• [Brano selezionato]:

La certezza è che
sia comunque una fine.
Le parole di Furio Colombo non concedono spazio a dubbi: il
cyberspazio è una soglia. Il confine davvero virtuale tra un ‘prima’ e un
‘dopo’. O forse tra un ‘dentro’ e un
‘fuori’, tra ‘mente’ e ‘corpo’, tra ‘individuo’ e ‘società’...E la
contrapposizione dei mondi potrebbe continuare come continua in “Confucio nel computer” (Nuova Eri -
Rizzoli ) volume nel quale Colombo avanza appunto le sue inquietanti ipotesi.
Perchè accade che improvvisamente possiamo essere solo la
nostra mente. Libera. Totale. Assoluta. Non importa più il nostro corpo o il
nostro sesso; il luogo nel quale ci troviamo o i minuti che stiamo vivendo.

• [Voci del dataset]:
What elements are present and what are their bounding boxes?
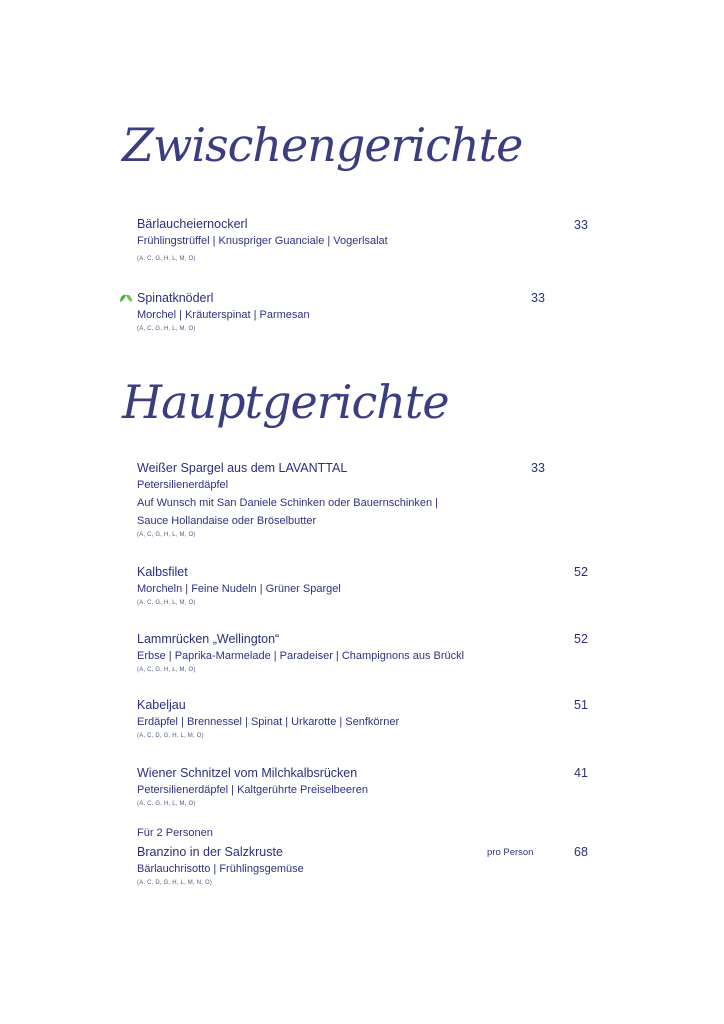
dish-price: 41 [574, 766, 588, 780]
dish-allergens: (A, C, G, H, L, M, O) [137, 667, 196, 673]
dish-allergens: (A, C, G, H, L, M, O) [137, 600, 196, 606]
dish-description: Morchel | Kräuterspinat | Parmesan [137, 309, 310, 321]
dish-price: 33 [531, 291, 545, 305]
dish-allergens: (A, C, G, H, L, M, O) [137, 326, 196, 332]
dish-price: 33 [531, 461, 545, 475]
dish-description: Frühlingstrüffel | Knuspriger Guanciale | Vogerlsalat [137, 235, 388, 247]
leaf-icon [119, 293, 133, 303]
dish-note: Für 2 Personen [137, 827, 213, 839]
dish-description: Sauce Hollandaise oder Bröselbutter [137, 515, 317, 527]
dish-price: 52 [574, 632, 588, 646]
dish-name: Bärlaucheiernockerl [137, 217, 248, 231]
menu-item [137, 564, 592, 608]
dish-description: Petersilienerdäpfel | Kaltgerührte Preiselbeeren [137, 784, 368, 796]
menu-item [137, 216, 592, 264]
dish-name: Kalbsfilet [137, 565, 188, 579]
dish-description: Erbse | Paprika-Marmelade | Paradeiser | Champignons aus Brückl [137, 650, 465, 662]
dish-description: Morcheln | Feine Nudeln | Grüner Spargel [137, 583, 341, 595]
dish-price: 51 [574, 698, 588, 712]
dish-description: Auf Wunsch mit San Daniele Schinken oder Bauernschinken | [137, 497, 439, 509]
dish-allergens: (A, C, D, G, H, L, M, N, O) [137, 880, 213, 886]
dish-name: Lammrücken „Wellington“ [137, 632, 280, 646]
dish-price: 52 [574, 565, 588, 579]
menu-item [137, 631, 592, 675]
dish-name: Branzino in der Salzkruste [137, 845, 283, 859]
dish-name: Weißer Spargel aus dem LAVANTTAL [137, 461, 348, 475]
dish-allergens: (A, C, G, H, L, M, O) [137, 532, 196, 538]
menu-item [137, 460, 592, 540]
dish-name: Kabeljau [137, 698, 186, 712]
dish-allergens: (A, C, D, G, H, L, M, O) [137, 733, 204, 739]
section-title-hauptgerichte: Hauptgerichte [122, 375, 449, 429]
dish-description: Petersilienerdäpfel [137, 479, 229, 491]
dish-price: 33 [574, 218, 588, 232]
dish-name: Wiener Schnitzel vom Milchkalbsrücken [137, 766, 358, 780]
per-person-label: pro Person [487, 847, 534, 858]
menu-item [137, 765, 592, 809]
section-title-zwischengerichte: Zwischengerichte [122, 118, 523, 172]
menu-item [137, 697, 592, 741]
dish-name: Spinatknöderl [137, 291, 214, 305]
dish-allergens: (A, C, G, H, L, M, O) [137, 801, 196, 807]
dish-description: Erdäpfel | Brennessel | Spinat | Urkarotte | Senfkörner [137, 716, 400, 728]
dish-allergens: (A, C, G, H, L, M, O) [137, 256, 196, 262]
dish-price: 68 [574, 845, 588, 859]
menu-item [137, 290, 592, 334]
dish-description: Bärlauchrisotto | Frühlingsgemüse [137, 863, 304, 875]
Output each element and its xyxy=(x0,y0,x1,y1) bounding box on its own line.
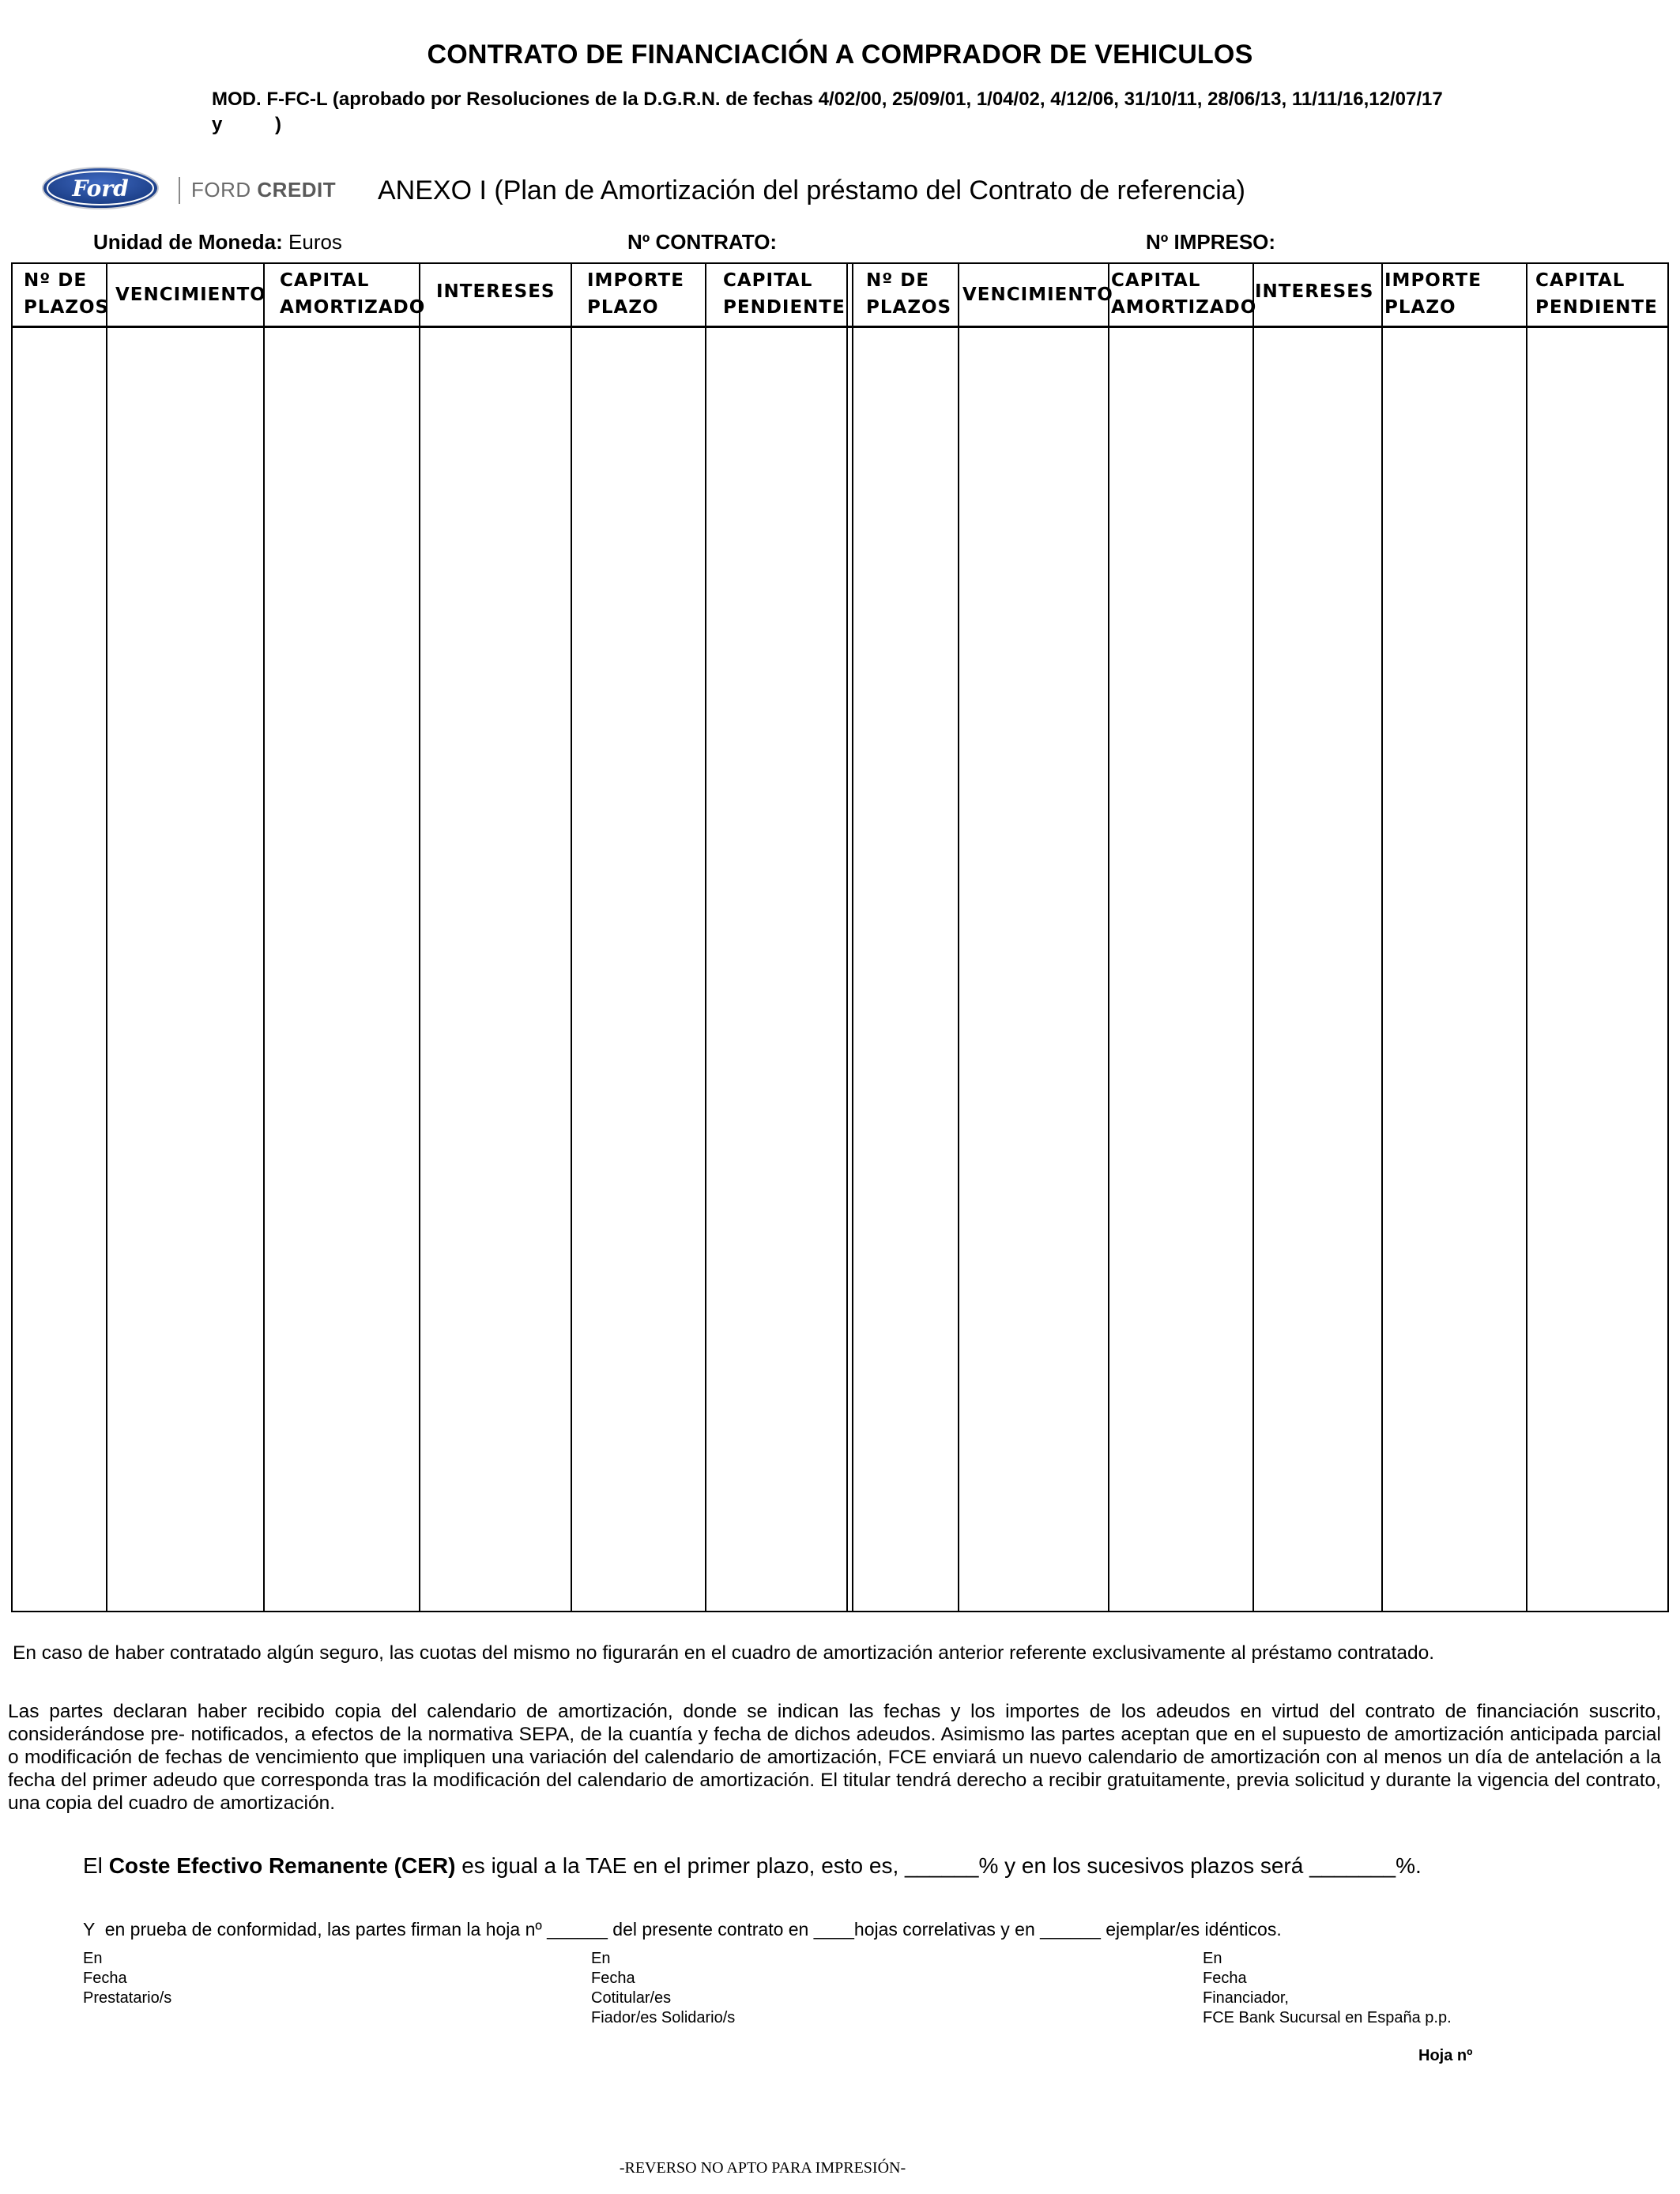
column-header: CAPITAL PENDIENTE xyxy=(1535,270,1658,318)
column-header: CAPITAL PENDIENTE xyxy=(723,270,846,318)
signature-line: En xyxy=(83,1950,103,1967)
contract-number-field: Nº CONTRATO: xyxy=(627,230,778,254)
signature-line: En xyxy=(1203,1950,1222,1967)
ford-credit-logo xyxy=(41,166,349,215)
table-column-divider xyxy=(705,262,706,1612)
table-column-divider xyxy=(571,262,572,1612)
signature-line: Fecha xyxy=(83,1970,127,1987)
document-title: CONTRATO DE FINANCIACIÓN A COMPRADOR DE VEHICULOS xyxy=(427,40,1253,70)
reverse-note: -REVERSO NO APTO PARA IMPRESIÓN- xyxy=(619,2159,906,2177)
table-column-divider xyxy=(1381,262,1383,1612)
table-column-divider xyxy=(958,262,959,1612)
cer-statement: El Coste Efectivo Remanente (CER) es igual a la TAE en el primer plazo, esto es, ______% y en los sucesivos plazos será _______%. xyxy=(83,1853,1422,1878)
signature-line: Fecha xyxy=(591,1970,635,1987)
signature-line: Financiador, xyxy=(1203,1989,1289,2007)
table-column-divider xyxy=(1526,262,1527,1612)
signature-line: En xyxy=(591,1950,611,1967)
table-column-divider xyxy=(852,262,853,1612)
currency-value: Euros xyxy=(288,230,342,254)
model-reference xyxy=(212,87,1603,138)
column-header: INTERESES xyxy=(1255,281,1374,302)
table-column-divider xyxy=(1108,262,1109,1612)
column-header: Nº DE PLAZOS xyxy=(866,270,952,318)
table-column-divider xyxy=(846,262,848,1612)
signature-block-borrower xyxy=(83,1949,171,2008)
column-header: CAPITAL AMORTIZADO xyxy=(1111,270,1257,318)
ford-oval-icon xyxy=(41,166,160,210)
currency-label: Unidad de Moneda: xyxy=(93,230,283,254)
logo-separator xyxy=(179,177,180,204)
print-number-field: Nº IMPRESO: xyxy=(1146,230,1276,254)
signature-line: Prestatario/s xyxy=(83,1989,172,2007)
column-header: Nº DE PLAZOS xyxy=(24,270,110,318)
signature-block-lender xyxy=(1203,1949,1452,2028)
column-header: INTERESES xyxy=(436,281,556,302)
currency-field xyxy=(93,230,342,254)
sheet-number-label: Hoja nº xyxy=(1418,2047,1473,2064)
insurance-note: En caso de haber contratado algún seguro, las cuotas del mismo no figurarán en el cuadro de amortización anterior referente exclusivamente al préstamo contratado. xyxy=(13,1642,1435,1664)
table-column-divider xyxy=(419,262,420,1612)
signature-line: Cotitular/es xyxy=(591,1989,672,2007)
declaration-paragraph: Las partes declaran haber recibido copia del calendario de amortización, donde se indican las fechas y los importes de los adeudos en virtud del contrato de financiación suscrito, considerándose pre- notificados, a efectos de la normativa SEPA, de la cuantía y fecha de dichos adeudos. Asimismo las partes aceptan que en el supuesto de amortización anticipada parcial o modificación de fechas de vencimiento que impliquen una variación del calendario de amortización, FCE enviará un nuevo calendario de amortización con al menos un día de antelación a la fecha del primer adeudo que corresponda tras la modificación del calendario de amortización. El titular tendrá derecho a recibir gratuitamente, previa solicitud y durante la vigencia del contrato, una copia del cuadro de amortización. xyxy=(8,1701,1661,1814)
model-reference-line2: y ) xyxy=(212,114,282,135)
conformity-statement: Y en prueba de conformidad, las partes firman la hoja nº ______ del presente contrato en ____hojas correlativas y en ______ ejemplar/es idénticos. xyxy=(83,1919,1282,1940)
signature-line: Fecha xyxy=(1203,1970,1247,1987)
column-header: IMPORTE PLAZO xyxy=(1384,270,1482,318)
signature-line: Fiador/es Solidario/s xyxy=(591,2009,736,2026)
model-reference-line1: MOD. F-FC-L (aprobado por Resoluciones de la D.G.R.N. de fechas 4/02/00, 25/09/01, 1/04/02, 4/12/06, 31/10/11, 28/06/13, 11/11/16,12/07/17 xyxy=(212,89,1443,110)
ford-script-text: Ford xyxy=(72,175,129,202)
column-header: VENCIMIENTO xyxy=(115,285,266,305)
ford-credit-wordmark: FORD CREDIT xyxy=(191,178,337,202)
table-column-divider xyxy=(263,262,265,1612)
table-column-divider xyxy=(106,262,107,1612)
annex-title: ANEXO I (Plan de Amortización del préstamo del Contrato de referencia) xyxy=(378,175,1245,205)
table-column-divider xyxy=(1252,262,1254,1612)
table-header-divider xyxy=(11,326,1669,328)
signature-line: FCE Bank Sucursal en España p.p. xyxy=(1203,2009,1452,2026)
column-header: VENCIMIENTO xyxy=(962,285,1113,305)
column-header: CAPITAL AMORTIZADO xyxy=(280,270,426,318)
column-header: IMPORTE PLAZO xyxy=(587,270,684,318)
amortization-table xyxy=(11,262,1669,1612)
signature-block-cosigner xyxy=(591,1949,735,2028)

• [Dettagli del compito]:
Prosegua il brano sul cyberspazio secondo Furio Colombo, riprendendo subito dopo l'ultima frase riportata.

• [Esito del compito]:
Esiste solo il nostro pensiero che però può vivere di vita propria: davanti
allo schermo di un computer, può dialogare o giocare, spiare o fare l’amore,
creare o reinventarsi. Libera mente. ( E se annullate lo spazio tra queste due
parole asseconderete un gioco che sarebbe piaciuto tanto ai futuristi di una
lontana avanguardia, quanto a questi post-contemporanei ‘navigatori’,
cybernauti davvero del nostro tempo ma senza tempo).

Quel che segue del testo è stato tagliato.